Among the entries below, find the lines with "reviews" and copy them.
####
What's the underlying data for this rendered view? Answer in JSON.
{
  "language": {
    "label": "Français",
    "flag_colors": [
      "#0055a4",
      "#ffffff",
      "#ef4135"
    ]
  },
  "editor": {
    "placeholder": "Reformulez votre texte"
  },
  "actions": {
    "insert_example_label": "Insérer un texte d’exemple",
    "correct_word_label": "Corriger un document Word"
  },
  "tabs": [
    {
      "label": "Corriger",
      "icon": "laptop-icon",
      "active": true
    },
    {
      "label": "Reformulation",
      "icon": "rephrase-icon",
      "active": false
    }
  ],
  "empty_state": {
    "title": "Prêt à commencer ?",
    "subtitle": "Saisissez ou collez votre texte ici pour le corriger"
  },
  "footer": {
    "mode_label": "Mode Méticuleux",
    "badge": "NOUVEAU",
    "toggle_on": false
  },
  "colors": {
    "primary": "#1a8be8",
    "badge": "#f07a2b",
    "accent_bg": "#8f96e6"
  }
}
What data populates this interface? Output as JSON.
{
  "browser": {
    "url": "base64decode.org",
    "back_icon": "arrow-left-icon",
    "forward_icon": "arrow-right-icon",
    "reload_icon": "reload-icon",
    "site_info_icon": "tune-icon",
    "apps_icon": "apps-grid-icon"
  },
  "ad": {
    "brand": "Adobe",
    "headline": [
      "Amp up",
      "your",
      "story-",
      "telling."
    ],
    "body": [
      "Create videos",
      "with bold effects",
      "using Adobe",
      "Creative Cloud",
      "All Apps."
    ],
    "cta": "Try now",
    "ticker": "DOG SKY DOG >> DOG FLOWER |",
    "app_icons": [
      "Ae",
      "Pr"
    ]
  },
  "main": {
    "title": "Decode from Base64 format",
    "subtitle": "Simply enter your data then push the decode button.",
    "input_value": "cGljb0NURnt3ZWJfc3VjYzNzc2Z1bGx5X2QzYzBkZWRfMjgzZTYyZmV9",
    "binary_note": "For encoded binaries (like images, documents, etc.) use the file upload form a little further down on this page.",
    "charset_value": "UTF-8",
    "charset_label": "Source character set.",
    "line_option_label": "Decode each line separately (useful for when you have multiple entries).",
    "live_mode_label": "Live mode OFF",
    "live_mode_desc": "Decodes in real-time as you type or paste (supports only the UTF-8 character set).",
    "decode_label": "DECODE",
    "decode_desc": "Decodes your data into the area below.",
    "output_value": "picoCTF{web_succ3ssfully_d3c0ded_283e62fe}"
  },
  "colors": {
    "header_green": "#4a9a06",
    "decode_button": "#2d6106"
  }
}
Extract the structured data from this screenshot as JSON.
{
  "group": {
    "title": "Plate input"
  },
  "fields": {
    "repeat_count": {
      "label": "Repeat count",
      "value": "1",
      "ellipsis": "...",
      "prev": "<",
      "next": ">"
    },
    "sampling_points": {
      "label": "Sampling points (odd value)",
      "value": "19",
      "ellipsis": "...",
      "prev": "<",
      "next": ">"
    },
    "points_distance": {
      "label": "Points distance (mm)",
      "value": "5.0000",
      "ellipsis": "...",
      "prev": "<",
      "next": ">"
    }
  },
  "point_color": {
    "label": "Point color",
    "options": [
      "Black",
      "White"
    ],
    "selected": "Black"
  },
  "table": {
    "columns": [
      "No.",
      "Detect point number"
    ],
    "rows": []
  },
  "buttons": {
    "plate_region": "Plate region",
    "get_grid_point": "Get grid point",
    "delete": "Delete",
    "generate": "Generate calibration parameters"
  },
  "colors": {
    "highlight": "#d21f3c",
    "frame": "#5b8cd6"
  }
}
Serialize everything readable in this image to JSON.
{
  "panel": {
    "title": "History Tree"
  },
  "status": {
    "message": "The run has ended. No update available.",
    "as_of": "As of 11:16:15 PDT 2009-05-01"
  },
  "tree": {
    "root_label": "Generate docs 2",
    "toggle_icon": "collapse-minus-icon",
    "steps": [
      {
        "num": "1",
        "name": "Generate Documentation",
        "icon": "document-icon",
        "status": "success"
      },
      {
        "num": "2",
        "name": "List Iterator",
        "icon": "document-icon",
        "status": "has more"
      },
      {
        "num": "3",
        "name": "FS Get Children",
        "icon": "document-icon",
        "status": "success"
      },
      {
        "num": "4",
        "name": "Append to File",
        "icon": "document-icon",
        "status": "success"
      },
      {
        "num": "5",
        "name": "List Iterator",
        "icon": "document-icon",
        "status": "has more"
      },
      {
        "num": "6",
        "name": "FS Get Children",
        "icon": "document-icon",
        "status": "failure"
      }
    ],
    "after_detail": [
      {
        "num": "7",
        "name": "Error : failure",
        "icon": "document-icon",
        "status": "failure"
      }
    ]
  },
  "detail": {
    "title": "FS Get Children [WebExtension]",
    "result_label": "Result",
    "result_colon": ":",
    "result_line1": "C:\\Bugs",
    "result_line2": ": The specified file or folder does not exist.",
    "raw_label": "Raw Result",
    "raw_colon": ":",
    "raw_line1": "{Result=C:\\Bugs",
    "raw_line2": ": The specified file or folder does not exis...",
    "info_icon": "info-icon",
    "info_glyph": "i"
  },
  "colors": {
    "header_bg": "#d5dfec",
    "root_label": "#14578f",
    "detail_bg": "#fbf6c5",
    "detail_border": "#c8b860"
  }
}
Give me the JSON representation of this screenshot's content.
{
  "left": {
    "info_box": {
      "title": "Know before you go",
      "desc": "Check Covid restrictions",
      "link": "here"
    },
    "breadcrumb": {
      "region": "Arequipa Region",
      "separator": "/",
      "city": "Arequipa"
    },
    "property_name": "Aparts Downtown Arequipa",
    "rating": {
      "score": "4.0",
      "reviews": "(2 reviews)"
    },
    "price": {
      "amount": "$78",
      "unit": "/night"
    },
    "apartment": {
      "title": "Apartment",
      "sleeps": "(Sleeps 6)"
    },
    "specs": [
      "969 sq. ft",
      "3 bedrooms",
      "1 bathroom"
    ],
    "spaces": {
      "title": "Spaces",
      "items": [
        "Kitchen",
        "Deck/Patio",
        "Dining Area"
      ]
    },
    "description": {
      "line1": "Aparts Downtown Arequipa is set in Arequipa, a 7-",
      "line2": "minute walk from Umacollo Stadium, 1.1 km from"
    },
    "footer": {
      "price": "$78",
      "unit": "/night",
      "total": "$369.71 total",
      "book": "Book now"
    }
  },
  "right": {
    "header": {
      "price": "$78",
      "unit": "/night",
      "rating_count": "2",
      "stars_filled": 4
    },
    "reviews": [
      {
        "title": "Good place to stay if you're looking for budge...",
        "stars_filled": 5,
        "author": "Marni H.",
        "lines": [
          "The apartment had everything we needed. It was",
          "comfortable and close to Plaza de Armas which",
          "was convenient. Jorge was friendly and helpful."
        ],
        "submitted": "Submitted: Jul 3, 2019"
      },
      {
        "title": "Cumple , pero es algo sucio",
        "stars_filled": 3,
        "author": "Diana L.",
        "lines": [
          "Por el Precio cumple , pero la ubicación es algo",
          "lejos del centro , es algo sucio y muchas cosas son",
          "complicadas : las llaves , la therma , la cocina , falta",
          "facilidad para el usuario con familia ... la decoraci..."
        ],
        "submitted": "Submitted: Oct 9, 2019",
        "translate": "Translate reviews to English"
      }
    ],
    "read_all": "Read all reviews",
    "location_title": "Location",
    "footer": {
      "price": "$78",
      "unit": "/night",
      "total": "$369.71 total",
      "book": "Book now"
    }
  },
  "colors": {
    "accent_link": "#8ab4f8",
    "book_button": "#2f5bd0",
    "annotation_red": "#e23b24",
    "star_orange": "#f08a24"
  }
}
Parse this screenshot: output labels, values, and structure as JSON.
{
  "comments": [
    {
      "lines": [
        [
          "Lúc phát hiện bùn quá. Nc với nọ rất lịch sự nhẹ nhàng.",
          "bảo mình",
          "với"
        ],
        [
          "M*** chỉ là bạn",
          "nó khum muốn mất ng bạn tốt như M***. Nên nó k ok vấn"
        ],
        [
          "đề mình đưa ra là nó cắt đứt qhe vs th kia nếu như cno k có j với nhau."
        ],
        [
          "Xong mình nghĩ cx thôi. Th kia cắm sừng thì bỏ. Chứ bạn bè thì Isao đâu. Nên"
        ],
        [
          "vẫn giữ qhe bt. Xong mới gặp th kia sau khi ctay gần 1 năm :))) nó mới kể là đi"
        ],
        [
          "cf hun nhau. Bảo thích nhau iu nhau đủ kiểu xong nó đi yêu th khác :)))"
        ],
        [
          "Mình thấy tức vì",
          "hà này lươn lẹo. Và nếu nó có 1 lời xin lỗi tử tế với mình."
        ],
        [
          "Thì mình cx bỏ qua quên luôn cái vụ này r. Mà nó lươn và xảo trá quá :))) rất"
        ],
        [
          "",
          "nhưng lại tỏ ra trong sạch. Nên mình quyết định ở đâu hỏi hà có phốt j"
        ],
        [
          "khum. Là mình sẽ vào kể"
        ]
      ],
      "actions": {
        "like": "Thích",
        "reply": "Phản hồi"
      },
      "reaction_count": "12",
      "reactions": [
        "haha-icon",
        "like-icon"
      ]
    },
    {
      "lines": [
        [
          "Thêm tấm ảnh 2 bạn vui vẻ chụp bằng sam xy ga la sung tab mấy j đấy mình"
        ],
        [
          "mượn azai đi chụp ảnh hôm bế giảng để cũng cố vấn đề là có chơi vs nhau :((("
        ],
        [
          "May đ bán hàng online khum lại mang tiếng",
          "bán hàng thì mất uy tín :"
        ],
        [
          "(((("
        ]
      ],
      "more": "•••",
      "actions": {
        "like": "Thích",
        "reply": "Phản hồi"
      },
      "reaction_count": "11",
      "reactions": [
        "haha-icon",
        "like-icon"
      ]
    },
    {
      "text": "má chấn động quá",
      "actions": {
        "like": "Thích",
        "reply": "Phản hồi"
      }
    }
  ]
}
####
*Task result:*
      "reviews": "(2 reviews)"
    "reviews": [
        "translate": "Translate reviews to English"
    "read_all": "Read all reviews",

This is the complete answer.